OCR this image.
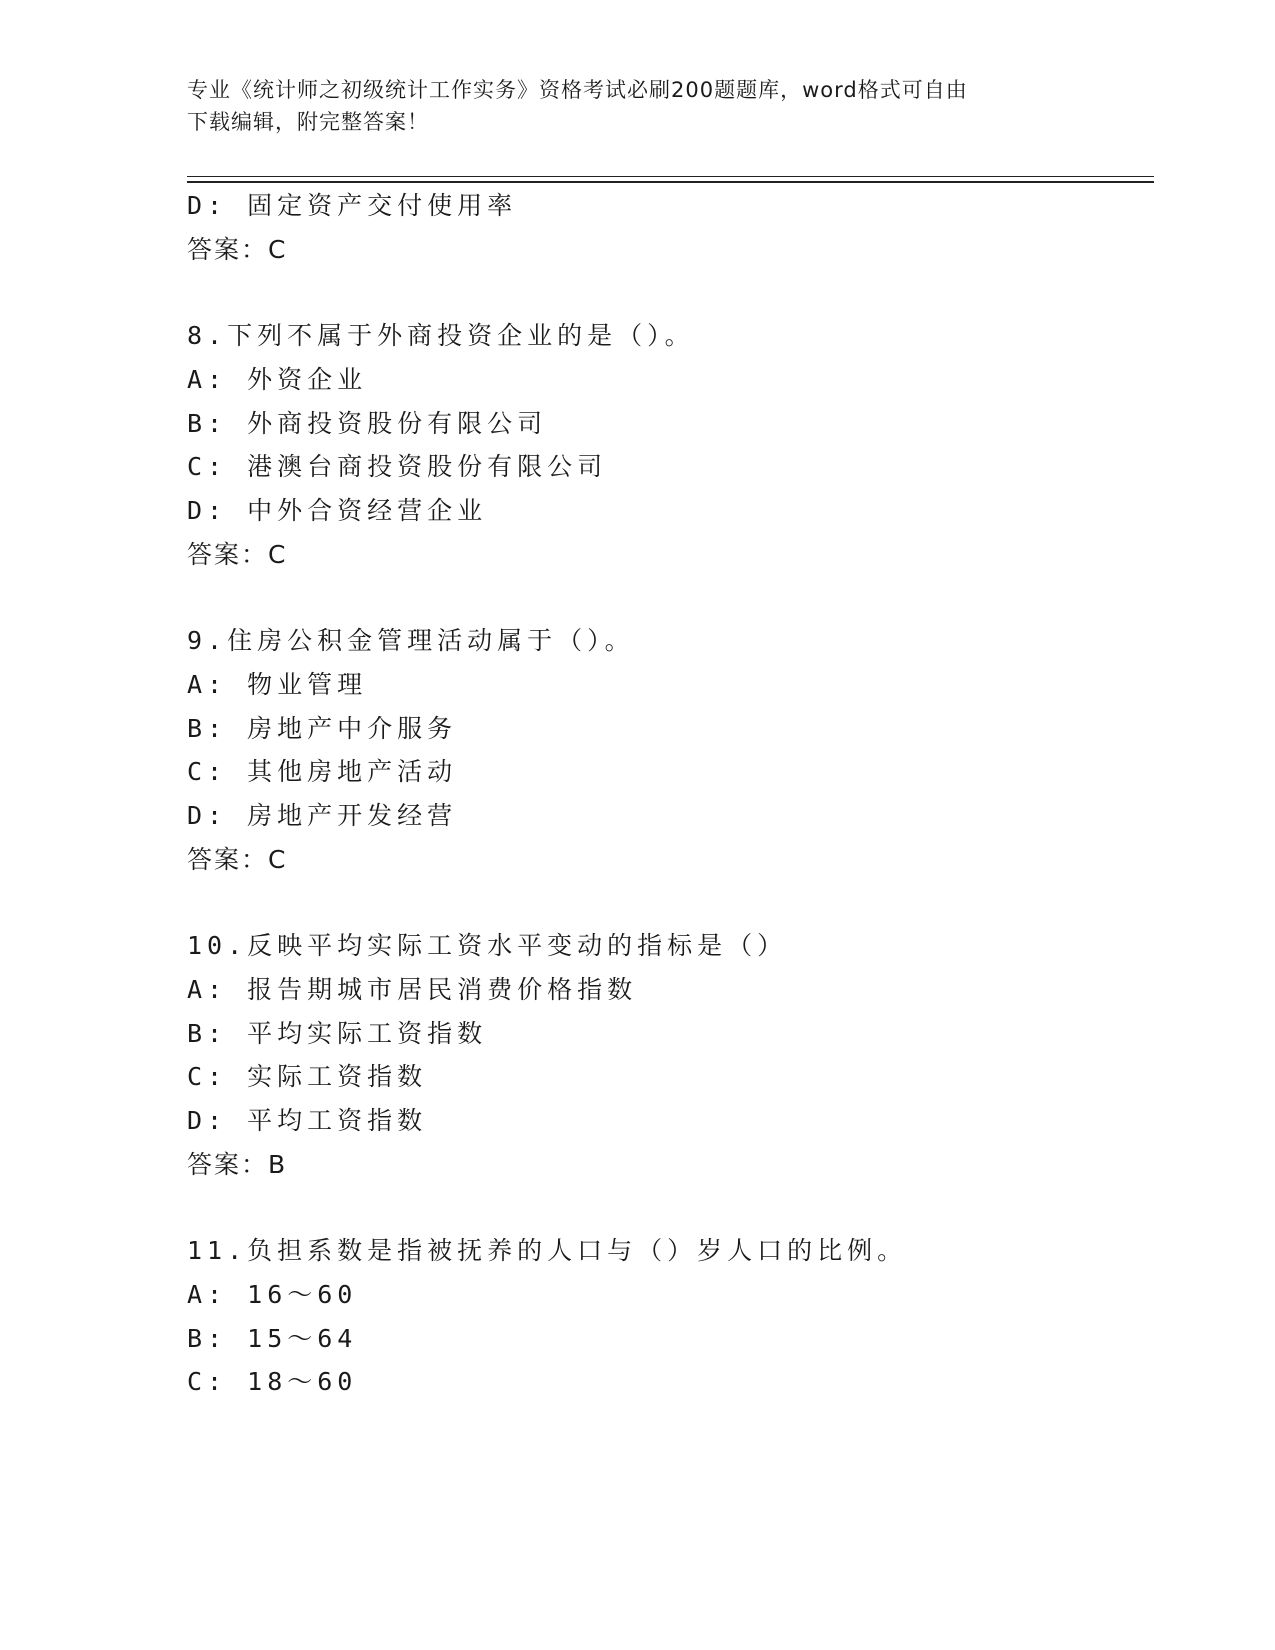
专业《统计师之初级统计工作实务》资格考试必刷200题题库，word格式可自由
下载编辑，附完整答案！
D: 固定资产交付使用率
答案：C
8.下列不属于外商投资企业的是（）。
A: 外资企业
B: 外商投资股份有限公司
C: 港澳台商投资股份有限公司
D: 中外合资经营企业
答案：C
9.住房公积金管理活动属于（）。
A: 物业管理
B: 房地产中介服务
C: 其他房地产活动
D: 房地产开发经营
答案：C
10.反映平均实际工资水平变动的指标是（）
A: 报告期城市居民消费价格指数
B: 平均实际工资指数
C: 实际工资指数
D: 平均工资指数
答案：B
11.负担系数是指被抚养的人口与（）岁人口的比例。
A: 16～60
B: 15～64
C: 18～60
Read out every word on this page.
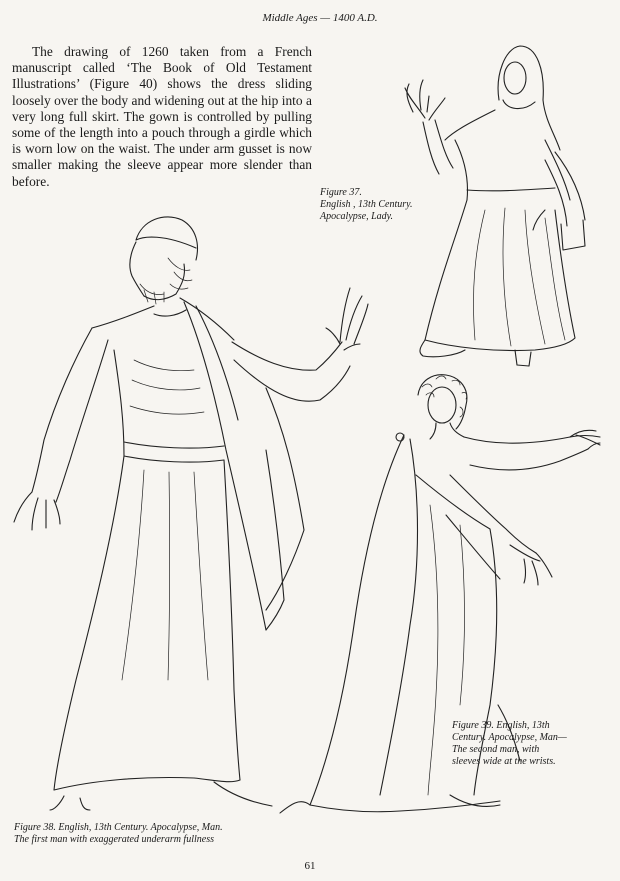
Middle Ages — 1400 A.D.

The drawing of 1260 taken from a French manuscript called ‘The Book of Old Testament Illustrations’ (Figure 40) shows the dress sliding loosely over the body and widening out at the hip into a very long full skirt. The gown is controlled by pulling some of the length into a pouch through a girdle which is worn low on the waist. The under arm gusset is now smaller making the sleeve appear more slender than before.

Figure 37.
English , 13th Century.
Apocalypse, Lady.
Figure 39. English, 13th
Century. Apocalypse, Man—
The second man, with
sleeves wide at the wrists.
Figure 38. English, 13th Century. Apocalypse, Man.
The first man with exaggerated underarm fullness
61
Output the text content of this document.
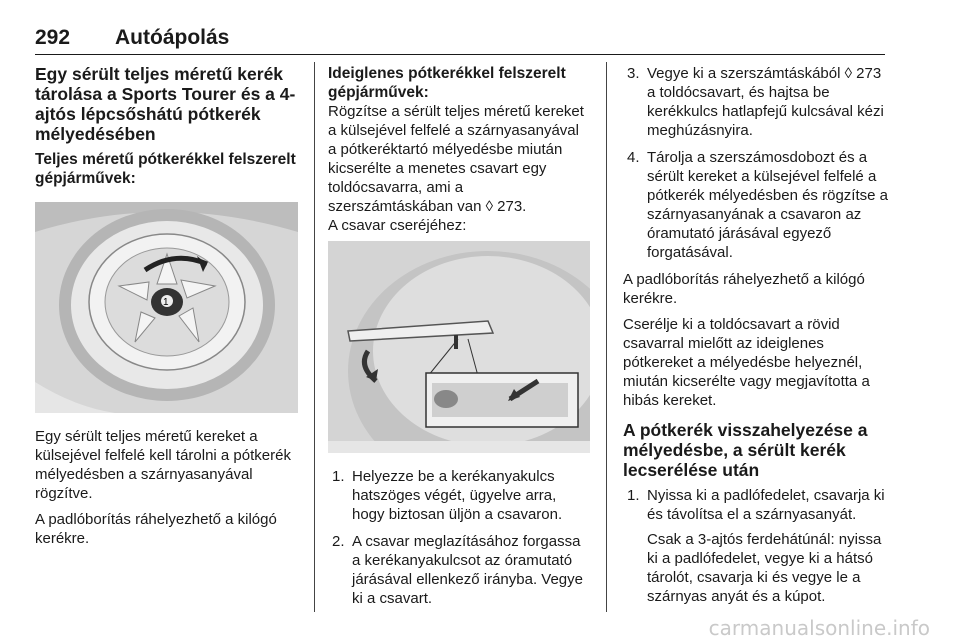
292 Autóápolás
Egy sérült teljes méretű kerék tárolása a Sports Tourer és a 4-ajtós lépcsőshátú pótkerék mélyedésében
Teljes méretű pótkerékkel felszerelt gépjárművek:
1
Egy sérült teljes méretű kereket a külsejével felfelé kell tárolni a pótkerék mélyedésben a szárnyasanyával rögzítve.
A padlóborítás ráhelyezhető a kilógó kerékre.
Ideiglenes pótkerékkel felszerelt gépjárművek:
Rögzítse a sérült teljes méretű kereket a külsejével felfelé a szárnyasanyával a pótkeréktartó mélyedésbe miután kicserélte a menetes csavart egy toldócsavarra, ami a szerszámtáskában van ◊ 273.
A csavar cseréjéhez:
1. Helyezze be a kerékanyakulcs hatszöges végét, ügyelve arra, hogy biztosan üljön a csavaron.
2. A csavar meglazításához forgassa a kerékanyakulcsot az óramutató járásával ellenkező irányba. Vegye ki a csavart.
3. Vegye ki a szerszámtáskából ◊ 273 a toldócsavart, és hajtsa be kerékkulcs hatlapfejű kulcsával kézi meghúzásnyira.
4. Tárolja a szerszámosdobozt és a sérült kereket a külsejével felfelé a pótkerék mélyedésben és rögzítse a szárnyasanyának a csavaron az óramutató járásával egyező forgatásával.
A padlóborítás ráhelyezhető a kilógó kerékre.
Cserélje ki a toldócsavart a rövid csavarral mielőtt az ideiglenes pótkereket a mélyedésbe helyeznél, miután kicserélte vagy megjavította a hibás kereket.
A pótkerék visszahelyezése a mélyedésbe, a sérült kerék lecserélése után
1. Nyissa ki a padlófedelet, csavarja ki és távolítsa el a szárnyasanyát.
Csak a 3-ajtós ferdehátúnál: nyissa ki a padlófedelet, vegye ki a hátsó tárolót, csavarja ki és vegye le a szárnyas anyát és a kúpot.
carmanualsonline.info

-------------------------

_Exercise instructions_: Nothing in the entries above should change when they are printed again, except that the pictures are dropped.

_Expected answer_:
OCR this image.
专业《统计师之初级统计工作实务》资格考试必刷200题题库，word格式可自由
下载编辑，附完整答案！
D: 固定资产交付使用率
答案：C
8.下列不属于外商投资企业的是（）。
A: 外资企业
B: 外商投资股份有限公司
C: 港澳台商投资股份有限公司
D: 中外合资经营企业
答案：C
9.住房公积金管理活动属于（）。
A: 物业管理
B: 房地产中介服务
C: 其他房地产活动
D: 房地产开发经营
答案：C
10.反映平均实际工资水平变动的指标是（）
A: 报告期城市居民消费价格指数
B: 平均实际工资指数
C: 实际工资指数
D: 平均工资指数
答案：B
11.负担系数是指被抚养的人口与（）岁人口的比例。
A: 16～60
B: 15～64
C: 18～60
Read out every word on this page.
Middle Ages — 1400 A.D.

The drawing of 1260 taken from a French manuscript called ‘The Book of Old Testament Illustrations’ (Figure 40) shows the dress sliding loosely over the body and widening out at the hip into a very long full skirt. The gown is controlled by pulling some of the length into a pouch through a girdle which is worn low on the waist. The under arm gusset is now smaller making the sleeve appear more slender than before.

Figure 37.
English , 13th Century.
Apocalypse, Lady.
Figure 39. English, 13th
Century. Apocalypse, Man—
The second man, with
sleeves wide at the wrists.
Figure 38. English, 13th Century. Apocalypse, Man.
The first man with exaggerated underarm fullness
61
Output the text content of this document.
292 Autóápolás
Egy sérült teljes méretű kerék tárolása a Sports Tourer és a 4-ajtós lépcsőshátú pótkerék mélyedésében
Teljes méretű pótkerékkel felszerelt gépjárművek:
1
Egy sérült teljes méretű kereket a külsejével felfelé kell tárolni a pótkerék mélyedésben a szárnyasanyával rögzítve.
A padlóborítás ráhelyezhető a kilógó kerékre.
Ideiglenes pótkerékkel felszerelt gépjárművek:
Rögzítse a sérült teljes méretű kereket a külsejével felfelé a szárnyasanyával a pótkeréktartó mélyedésbe miután kicserélte a menetes csavart egy toldócsavarra, ami a szerszámtáskában van ◊ 273.
A csavar cseréjéhez:
1. Helyezze be a kerékanyakulcs hatszöges végét, ügyelve arra, hogy biztosan üljön a csavaron.
2. A csavar meglazításához forgassa a kerékanyakulcsot az óramutató járásával ellenkező irányba. Vegye ki a csavart.
3. Vegye ki a szerszámtáskából ◊ 273 a toldócsavart, és hajtsa be kerékkulcs hatlapfejű kulcsával kézi meghúzásnyira.
4. Tárolja a szerszámosdobozt és a sérült kereket a külsejével felfelé a pótkerék mélyedésben és rögzítse a szárnyasanyának a csavaron az óramutató járásával egyező forgatásával.
A padlóborítás ráhelyezhető a kilógó kerékre.
Cserélje ki a toldócsavart a rövid csavarral mielőtt az ideiglenes pótkereket a mélyedésbe helyeznél, miután kicserélte vagy megjavította a hibás kereket.
A pótkerék visszahelyezése a mélyedésbe, a sérült kerék lecserélése után
1. Nyissa ki a padlófedelet, csavarja ki és távolítsa el a szárnyasanyát.
Csak a 3-ajtós ferdehátúnál: nyissa ki a padlófedelet, vegye ki a hátsó tárolót, csavarja ki és vegye le a szárnyas anyát és a kúpot.
carmanualsonline.info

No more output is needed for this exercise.